REQUIRED TASK
Pictures don't belong in the copy; print all the records exactly.

PROVIDED DATA
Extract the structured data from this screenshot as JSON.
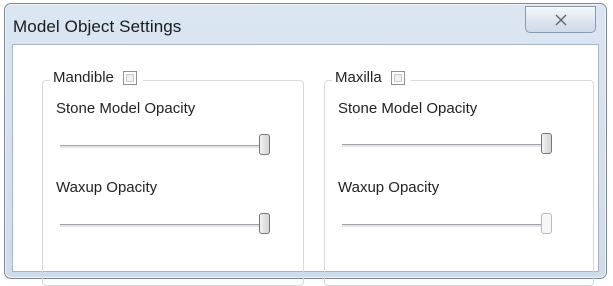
{
  "window": {
    "title": "Model Object Settings"
  },
  "groups": {
    "mandible": {
      "label": "Mandible",
      "checked": false,
      "stone_label": "Stone Model Opacity",
      "stone_value": 1.0,
      "waxup_label": "Waxup Opacity",
      "waxup_value": 1.0
    },
    "maxilla": {
      "label": "Maxilla",
      "checked": false,
      "stone_label": "Stone Model Opacity",
      "stone_value": 1.0,
      "waxup_label": "Waxup Opacity",
      "waxup_value": 1.0
    }
  },
  "icons": {
    "close": "close-icon"
  }
}
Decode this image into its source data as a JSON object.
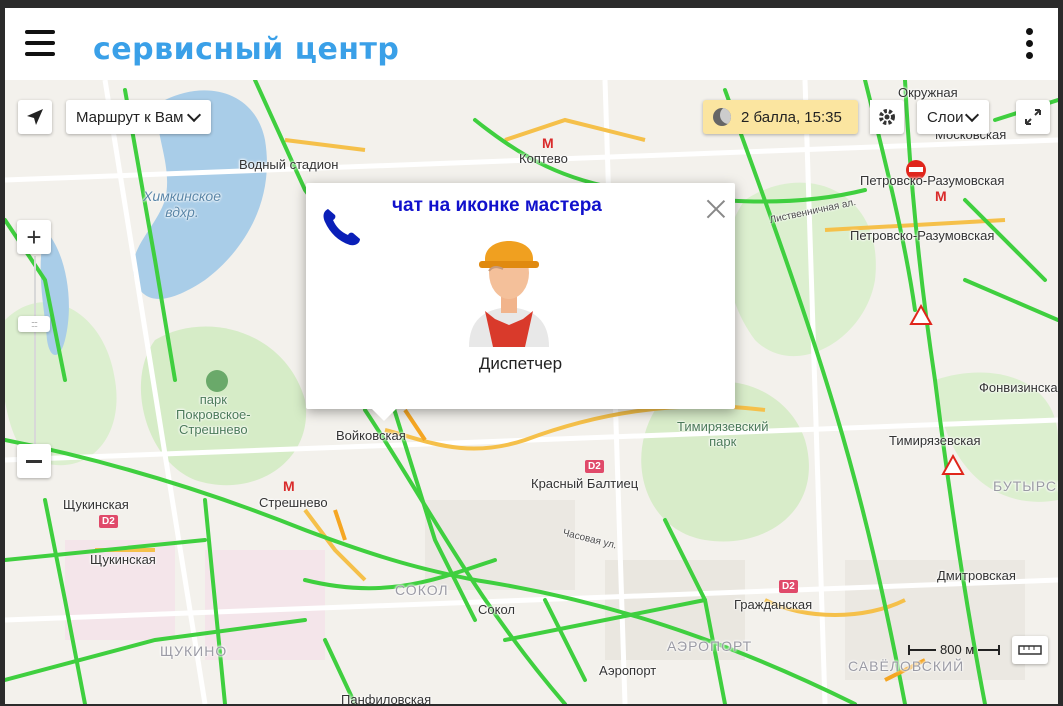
{
  "app": {
    "brand": "сервисный центр"
  },
  "map": {
    "route_button": "Маршрут к Вам",
    "traffic_label": "2 балла, 15:35",
    "layers_button": "Слои",
    "scale_label": "800 м",
    "labels": {
      "water_stadium": "Водный стадион",
      "koptevo": "Коптево",
      "okruzhnaya": "Окружная",
      "moskovskaya": "Московская",
      "petrovsko_razumovskaya_1": "Петровско-Разумовская",
      "petrovsko_razumovskaya_2": "Петровско-Разумовская",
      "listvennichnaya": "Лиственничная ал.",
      "khimki_reservoir": "Химкинское\nвдхр.",
      "park_pokrovskoe": "парк\nПокровское-\nСтрешнево",
      "voykovskaya": "Войковская",
      "timiryazevsky_park": "Тимирязевский\nпарк",
      "timiryazevskaya": "Тимирязевская",
      "fonvizinskaya": "Фонвизинская",
      "butyrsky": "БУТЫРСКИЙ",
      "krasny_baltiets": "Красный Балтиец",
      "schukinskaya": "Щукинская",
      "streshnevo": "Стрешнево",
      "schukinskaya2": "Щукинская",
      "sokol_district": "СОКОЛ",
      "sokol": "Сокол",
      "grazhdanskaya": "Гражданская",
      "dmitrovskaya": "Дмитровская",
      "aeroport_district": "АЭРОПОРТ",
      "aeroport": "Аэропорт",
      "savelovsky": "САВЁЛОВСКИЙ",
      "schukino": "ЩУКИНО",
      "panfilovskaya": "Панфиловская",
      "chasovaya": "Часовая ул.",
      "d2": "D2"
    },
    "popup": {
      "title": "чат на иконке мастера",
      "name": "Диспетчер"
    }
  },
  "colors": {
    "brand": "#3aa0e8",
    "road_green": "#3fcf3f",
    "road_yellow": "#f5c04a",
    "popup_title": "#1111cc",
    "phone_icon": "#0a1fb8"
  },
  "icons": [
    "menu-icon",
    "kebab-icon",
    "locate-icon",
    "chevron-down-icon",
    "gear-icon",
    "fullscreen-icon",
    "zoom-in-icon",
    "zoom-out-icon",
    "phone-icon",
    "close-icon",
    "ruler-icon",
    "worker-avatar"
  ]
}
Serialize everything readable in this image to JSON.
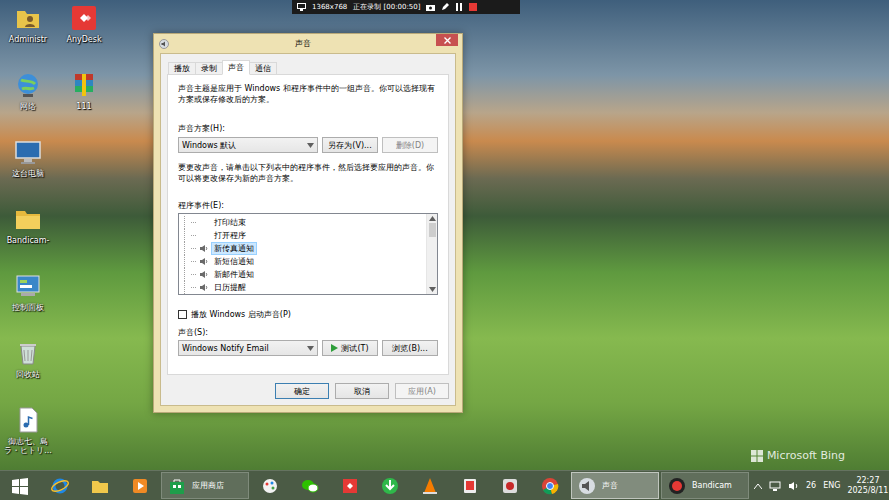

EXERCISE ANSWER
Extract the structured data from this screenshot as JSON.
{
  "window": {
    "title": "Model Object Settings"
  },
  "groups": {
    "mandible": {
      "label": "Mandible",
      "checked": false,
      "stone_label": "Stone Model Opacity",
      "stone_value": 1.0,
      "waxup_label": "Waxup Opacity",
      "waxup_value": 1.0
    },
    "maxilla": {
      "label": "Maxilla",
      "checked": false,
      "stone_label": "Stone Model Opacity",
      "stone_value": 1.0,
      "waxup_label": "Waxup Opacity",
      "waxup_value": 1.0
    }
  },
  "icons": {
    "close": "close-icon"
  }
}
Decode this image into its source data as a JSON object.
{
  "app": {
    "brand": "сервисный центр"
  },
  "map": {
    "route_button": "Маршрут к Вам",
    "traffic_label": "2 балла, 15:35",
    "layers_button": "Слои",
    "scale_label": "800 м",
    "labels": {
      "water_stadium": "Водный стадион",
      "koptevo": "Коптево",
      "okruzhnaya": "Окружная",
      "moskovskaya": "Московская",
      "petrovsko_razumovskaya_1": "Петровско-Разумовская",
      "petrovsko_razumovskaya_2": "Петровско-Разумовская",
      "listvennichnaya": "Лиственничная ал.",
      "khimki_reservoir": "Химкинское\nвдхр.",
      "park_pokrovskoe": "парк\nПокровское-\nСтрешнево",
      "voykovskaya": "Войковская",
      "timiryazevsky_park": "Тимирязевский\nпарк",
      "timiryazevskaya": "Тимирязевская",
      "fonvizinskaya": "Фонвизинская",
      "butyrsky": "БУТЫРСКИЙ",
      "krasny_baltiets": "Красный Балтиец",
      "schukinskaya": "Щукинская",
      "streshnevo": "Стрешнево",
      "schukinskaya2": "Щукинская",
      "sokol_district": "СОКОЛ",
      "sokol": "Сокол",
      "grazhdanskaya": "Гражданская",
      "dmitrovskaya": "Дмитровская",
      "aeroport_district": "АЭРОПОРТ",
      "aeroport": "Аэропорт",
      "savelovsky": "САВЁЛОВСКИЙ",
      "schukino": "ЩУКИНО",
      "panfilovskaya": "Панфиловская",
      "chasovaya": "Часовая ул.",
      "d2": "D2"
    },
    "popup": {
      "title": "чат на иконке мастера",
      "name": "Диспетчер"
    }
  },
  "colors": {
    "brand": "#3aa0e8",
    "road_green": "#3fcf3f",
    "road_yellow": "#f5c04a",
    "popup_title": "#1111cc",
    "phone_icon": "#0a1fb8"
  },
  "icons": [
    "menu-icon",
    "kebab-icon",
    "locate-icon",
    "chevron-down-icon",
    "gear-icon",
    "fullscreen-icon",
    "zoom-in-icon",
    "zoom-out-icon",
    "phone-icon",
    "close-icon",
    "ruler-icon",
    "worker-avatar"
  ]
}
Serialize everything readable in this image to JSON.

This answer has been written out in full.